**What this task involves:** Every record should be written out exactly, with the pictures left out.

Part of a data file:
________________________________________

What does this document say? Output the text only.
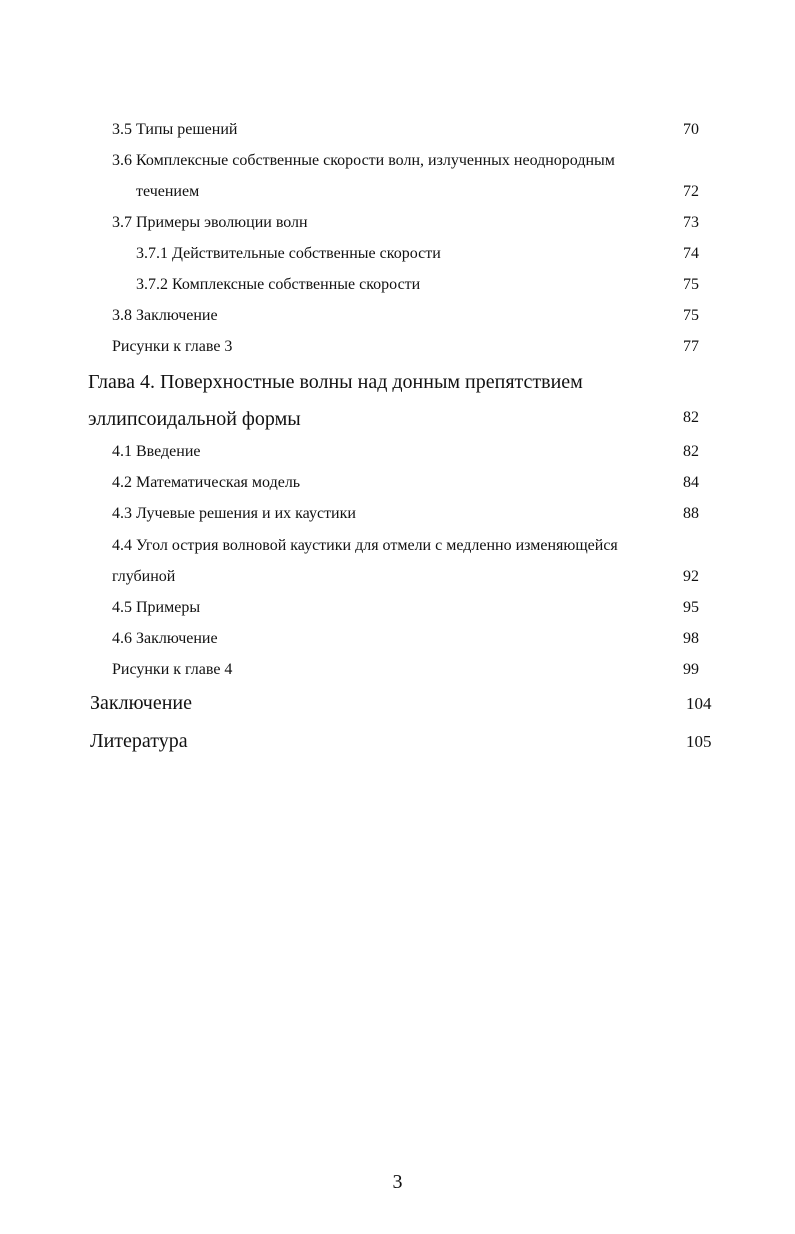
3.5 Типы решений	70
3.6 Комплексные собственные скорости волн, излученных неоднородным
течением	72
3.7 Примеры эволюции волн	73
3.7.1 Действительные собственные скорости	74
3.7.2 Комплексные собственные скорости	75
3.8 Заключение	75
Рисунки к главе 3	77
Глава 4. Поверхностные волны над донным препятствием
эллипсоидальной формы	82
4.1 Введение	82
4.2 Математическая модель	84
4.3 Лучевые решения и их каустики	88
4.4 Угол острия волновой каустики для отмели с медленно изменяющейся
глубиной	92
4.5 Примеры	95
4.6 Заключение	98
Рисунки к главе 4	99
Заключение	104
Литература	105
3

________________________________________

**Task response:**
What does this document say? Output the text only.
3.5 Типы решений	70
3.6 Комплексные собственные скорости волн, излученных неоднородным
течением	72
3.7 Примеры эволюции волн	73
3.7.1 Действительные собственные скорости	74
3.7.2 Комплексные собственные скорости	75
3.8 Заключение	75
Рисунки к главе 3	77
Глава 4. Поверхностные волны над донным препятствием
эллипсоидальной формы	82
4.1 Введение	82
4.2 Математическая модель	84
4.3 Лучевые решения и их каустики	88
4.4 Угол острия волновой каустики для отмели с медленно изменяющейся
глубиной	92
4.5 Примеры	95
4.6 Заключение	98
Рисунки к главе 4	99
Заключение	104
Литература	105
3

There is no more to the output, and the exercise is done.